Count the lines below that include the word "WHEEL" and write that number alone.
** BEGIN **
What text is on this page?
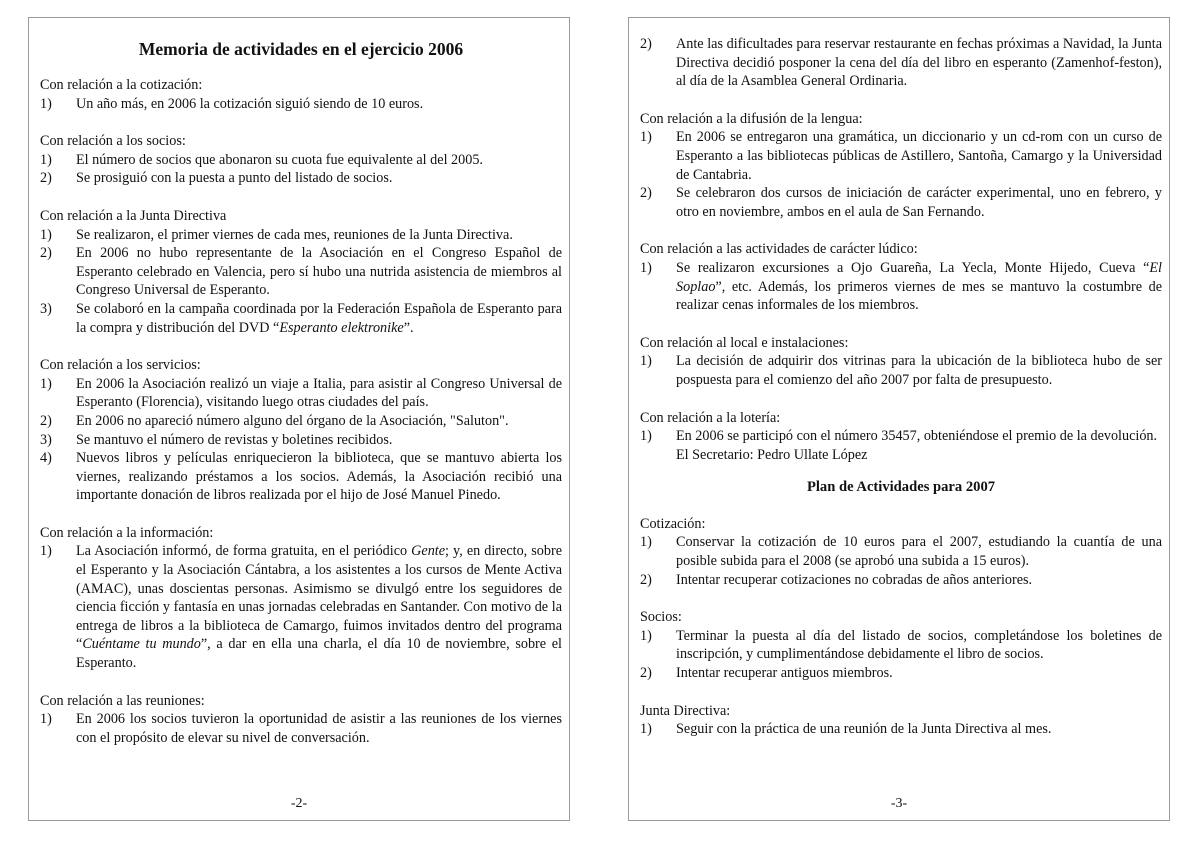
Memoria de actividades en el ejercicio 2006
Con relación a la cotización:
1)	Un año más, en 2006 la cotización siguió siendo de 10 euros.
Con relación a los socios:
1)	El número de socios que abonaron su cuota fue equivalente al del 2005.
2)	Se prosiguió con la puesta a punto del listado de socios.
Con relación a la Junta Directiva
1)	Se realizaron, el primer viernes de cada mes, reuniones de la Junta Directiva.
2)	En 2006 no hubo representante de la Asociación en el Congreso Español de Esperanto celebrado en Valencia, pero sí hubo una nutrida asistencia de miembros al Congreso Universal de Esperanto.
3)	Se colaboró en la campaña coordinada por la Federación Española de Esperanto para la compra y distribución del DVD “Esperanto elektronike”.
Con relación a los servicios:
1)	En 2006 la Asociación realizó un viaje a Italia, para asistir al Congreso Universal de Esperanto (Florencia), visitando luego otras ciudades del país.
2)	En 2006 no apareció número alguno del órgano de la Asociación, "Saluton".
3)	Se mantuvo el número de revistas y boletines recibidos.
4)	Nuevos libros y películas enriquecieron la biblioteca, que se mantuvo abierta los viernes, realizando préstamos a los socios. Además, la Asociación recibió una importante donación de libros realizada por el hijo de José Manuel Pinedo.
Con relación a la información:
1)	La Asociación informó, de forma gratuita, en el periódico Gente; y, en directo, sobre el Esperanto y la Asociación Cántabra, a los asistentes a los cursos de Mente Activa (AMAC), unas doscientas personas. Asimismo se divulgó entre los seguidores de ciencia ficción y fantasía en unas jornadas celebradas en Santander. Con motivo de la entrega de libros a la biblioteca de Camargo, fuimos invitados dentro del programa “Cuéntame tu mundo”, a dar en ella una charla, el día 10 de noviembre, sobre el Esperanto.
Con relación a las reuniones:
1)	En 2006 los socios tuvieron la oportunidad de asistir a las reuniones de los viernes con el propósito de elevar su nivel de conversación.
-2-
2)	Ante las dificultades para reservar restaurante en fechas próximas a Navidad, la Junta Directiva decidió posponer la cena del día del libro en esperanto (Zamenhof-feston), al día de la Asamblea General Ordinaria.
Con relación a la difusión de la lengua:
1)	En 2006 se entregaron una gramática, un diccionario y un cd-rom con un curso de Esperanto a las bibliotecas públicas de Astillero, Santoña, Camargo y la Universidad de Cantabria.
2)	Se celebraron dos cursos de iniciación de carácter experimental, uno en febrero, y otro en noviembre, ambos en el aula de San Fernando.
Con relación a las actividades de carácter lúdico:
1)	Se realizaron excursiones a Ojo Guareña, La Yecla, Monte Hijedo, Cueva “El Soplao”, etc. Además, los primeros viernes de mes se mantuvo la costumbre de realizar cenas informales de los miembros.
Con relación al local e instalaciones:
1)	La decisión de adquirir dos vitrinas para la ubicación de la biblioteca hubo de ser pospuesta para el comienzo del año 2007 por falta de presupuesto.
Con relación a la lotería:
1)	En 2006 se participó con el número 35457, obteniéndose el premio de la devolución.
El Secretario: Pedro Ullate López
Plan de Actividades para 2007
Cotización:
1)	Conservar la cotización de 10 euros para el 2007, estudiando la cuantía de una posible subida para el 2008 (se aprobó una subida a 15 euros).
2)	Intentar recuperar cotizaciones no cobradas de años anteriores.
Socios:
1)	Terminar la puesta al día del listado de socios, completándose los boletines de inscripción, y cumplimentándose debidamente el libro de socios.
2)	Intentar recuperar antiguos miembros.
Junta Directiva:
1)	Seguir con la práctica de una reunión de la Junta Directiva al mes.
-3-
** END **
** BEGIN **
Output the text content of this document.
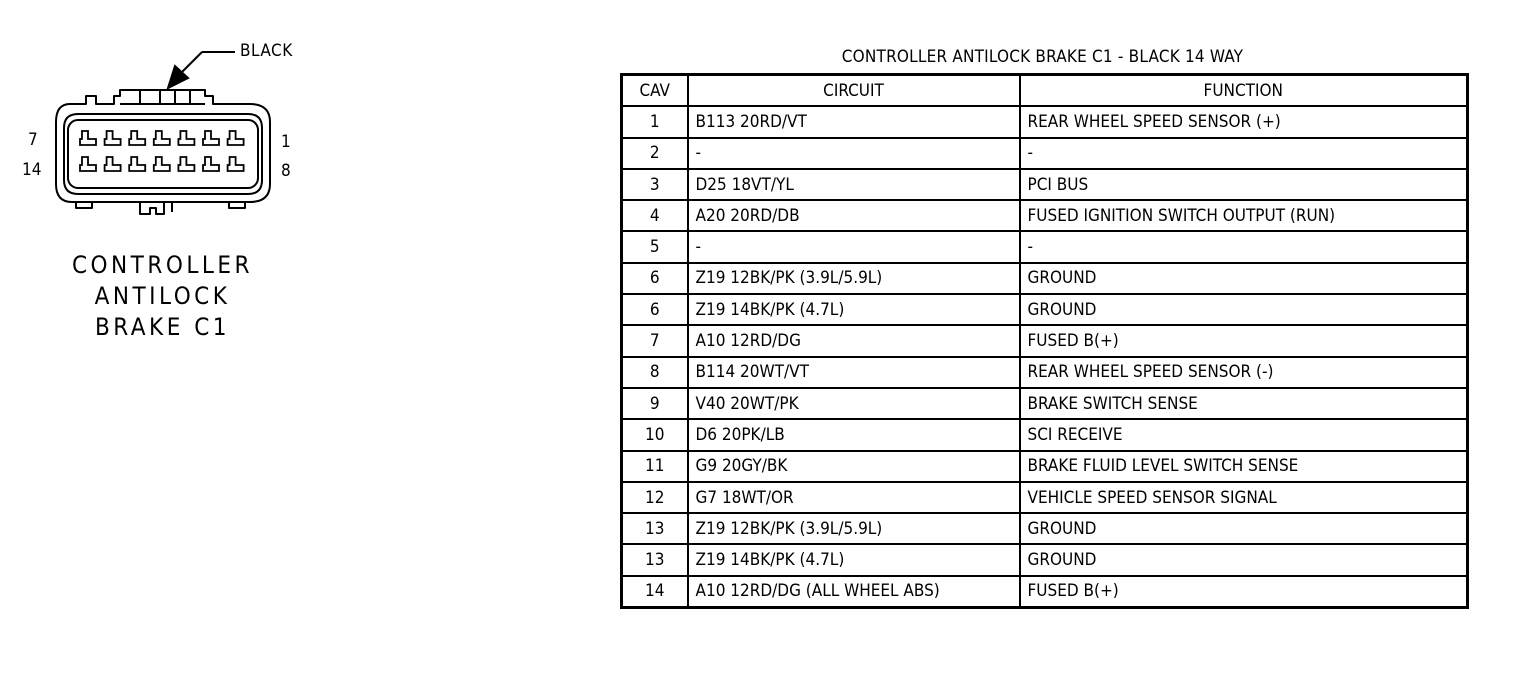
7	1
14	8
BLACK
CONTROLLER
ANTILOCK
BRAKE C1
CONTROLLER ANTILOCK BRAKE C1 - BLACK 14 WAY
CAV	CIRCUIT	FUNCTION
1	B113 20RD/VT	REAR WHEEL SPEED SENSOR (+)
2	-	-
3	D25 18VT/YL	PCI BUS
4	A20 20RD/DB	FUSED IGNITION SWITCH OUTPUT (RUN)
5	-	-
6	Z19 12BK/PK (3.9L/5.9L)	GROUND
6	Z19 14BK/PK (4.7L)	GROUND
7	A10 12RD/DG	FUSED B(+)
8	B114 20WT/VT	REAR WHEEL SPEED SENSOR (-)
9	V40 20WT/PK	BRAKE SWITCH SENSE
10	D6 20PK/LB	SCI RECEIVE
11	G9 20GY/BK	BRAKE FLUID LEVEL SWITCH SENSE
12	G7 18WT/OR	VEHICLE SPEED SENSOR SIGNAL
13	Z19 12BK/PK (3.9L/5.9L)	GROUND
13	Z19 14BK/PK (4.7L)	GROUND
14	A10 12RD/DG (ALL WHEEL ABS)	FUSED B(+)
** END **
• _Exercise output_
3